What the task asks: Return all lines that include the string "gamepad".
..............................
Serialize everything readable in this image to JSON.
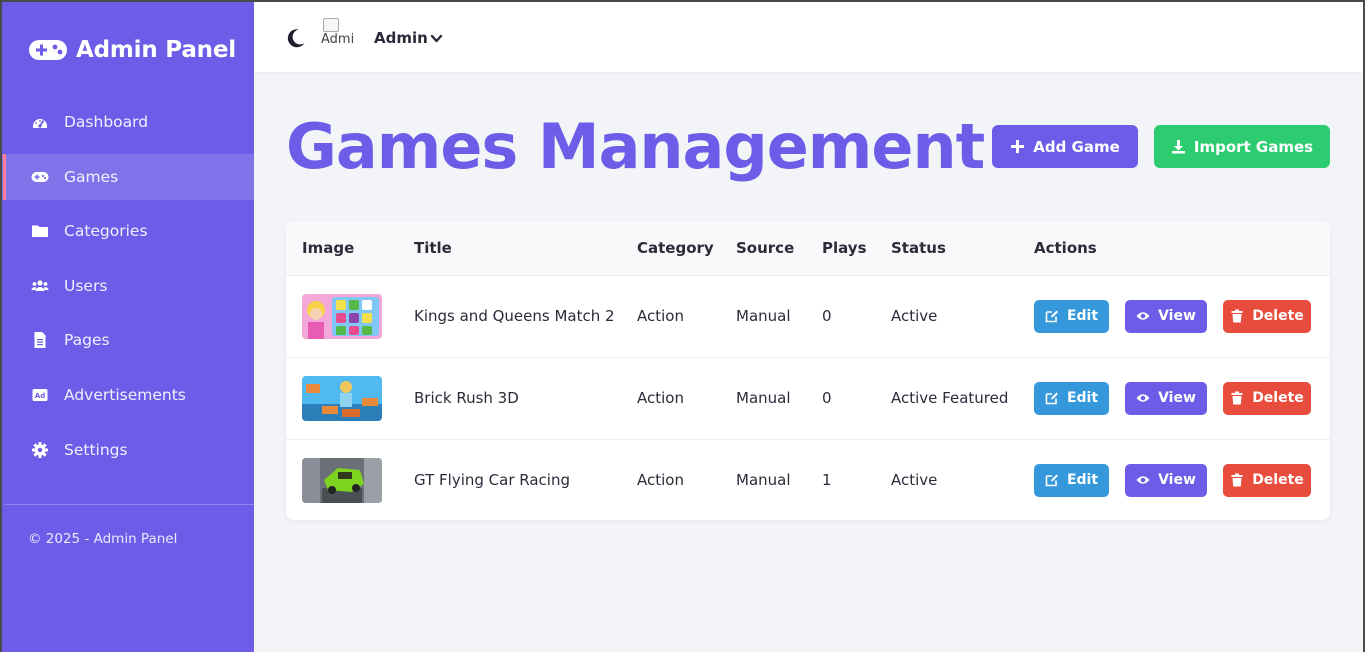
{
  "brand": {
    "title": "Admin Panel",
    "icon": "gamepad-icon"
  },
  "sidebar": {
    "items": [
      {
        "label": "Dashboard",
        "icon": "dashboard-icon",
        "active": false
      },
      {
        "label": "Games",
        "icon": "gamepad-icon",
        "active": true
      },
      {
        "label": "Categories",
        "icon": "folder-icon",
        "active": false
      },
      {
        "label": "Users",
        "icon": "users-icon",
        "active": false
      },
      {
        "label": "Pages",
        "icon": "file-icon",
        "active": false
      },
      {
        "label": "Advertisements",
        "icon": "ad-icon",
        "active": false
      },
      {
        "label": "Settings",
        "icon": "gear-icon",
        "active": false
      }
    ],
    "footer": "© 2025 - Admin Panel"
  },
  "topbar": {
    "avatar_alt": "Admi",
    "user_name": "Admin"
  },
  "page": {
    "title": "Games Management",
    "add_label": "Add Game",
    "import_label": "Import Games"
  },
  "table": {
    "headers": [
      "Image",
      "Title",
      "Category",
      "Source",
      "Plays",
      "Status",
      "Actions"
    ],
    "rows": [
      {
        "title": "Kings and Queens Match 2",
        "category": "Action",
        "source": "Manual",
        "plays": "0",
        "status": "Active"
      },
      {
        "title": "Brick Rush 3D",
        "category": "Action",
        "source": "Manual",
        "plays": "0",
        "status": "Active Featured"
      },
      {
        "title": "GT Flying Car Racing",
        "category": "Action",
        "source": "Manual",
        "plays": "1",
        "status": "Active"
      }
    ],
    "edit_label": "Edit",
    "view_label": "View",
    "delete_label": "Delete"
  },
  "colors": {
    "primary": "#6c5ce7",
    "success": "#2ecc71",
    "info": "#3498db",
    "danger": "#e74c3c",
    "active_indicator": "#ff7f9a"
  }
}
..............................
Correct result:
    "icon": "gamepad-icon"
        "icon": "gamepad-icon",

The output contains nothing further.